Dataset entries
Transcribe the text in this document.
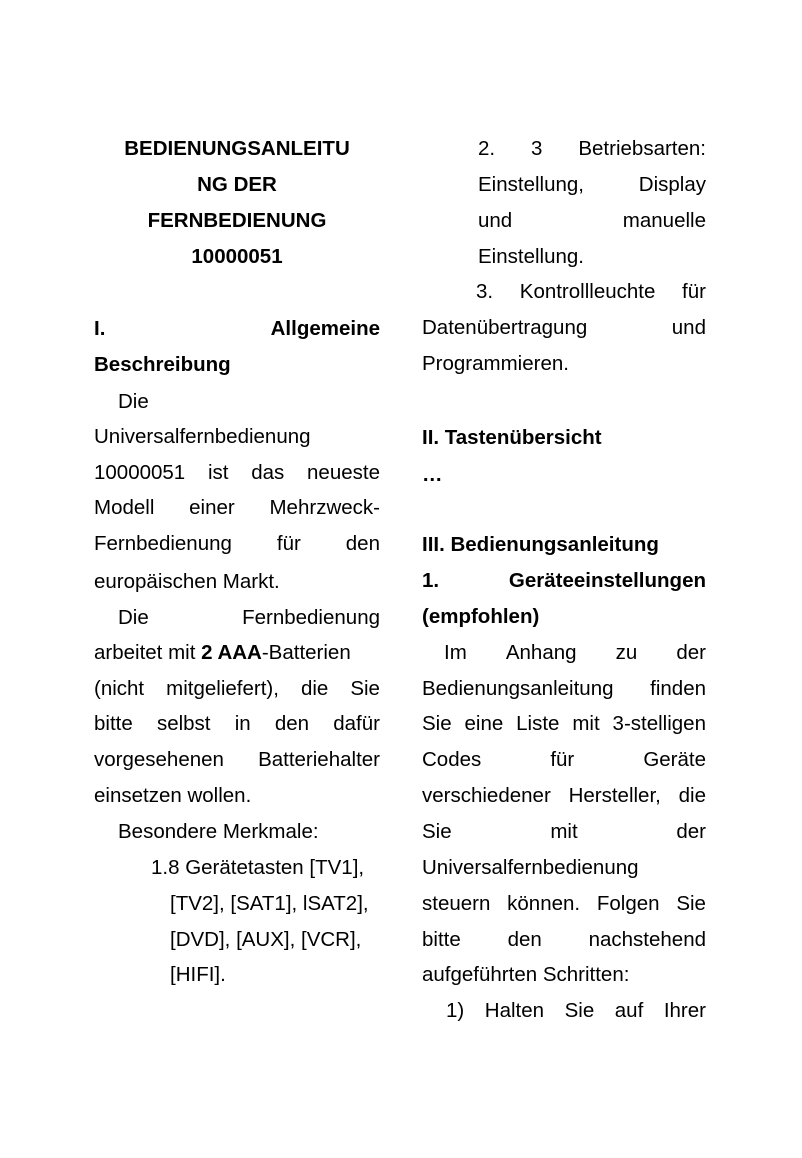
BEDIENUNGSANLEITU
NG DER
FERNBEDIENUNG
10000051
I.	Allgemeine
Beschreibung
Die
Universalfernbedienung
10000051 ist das neueste
Modell einer Mehrzweck-
Fernbedienung für den
europäischen Markt.
Die	Fernbedienung
arbeitet mit 2 AAA-Batterien
(nicht mitgeliefert), die Sie
bitte selbst in den dafür
vorgesehenen Batteriehalter
einsetzen wollen.
Besondere Merkmale:
1.8 Gerätetasten [TV1],
[TV2], [SAT1], lSAT2],
[DVD], [AUX], [VCR],
[HIFI].
2. 3 Betriebsarten:
Einstellung,	Display
und	manuelle
Einstellung.
3. Kontrollleuchte für
Datenübertragung	und
Programmieren.
II. Tastenübersicht
…
III. Bedienungsanleitung
1.	Geräteeinstellungen
(empfohlen)
Im Anhang zu der
Bedienungsanleitung finden
Sie eine Liste mit 3-stelligen
Codes	für	Geräte
verschiedener Hersteller, die
Sie	mit	der
Universalfernbedienung
steuern können. Folgen Sie
bitte den nachstehend
aufgeführten Schritten:
1) Halten Sie auf Ihrer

YOUR GOAL:
Give only the number of lines in the entries above that contain the string "bitte".

ANSWER FOR THE TASK:
2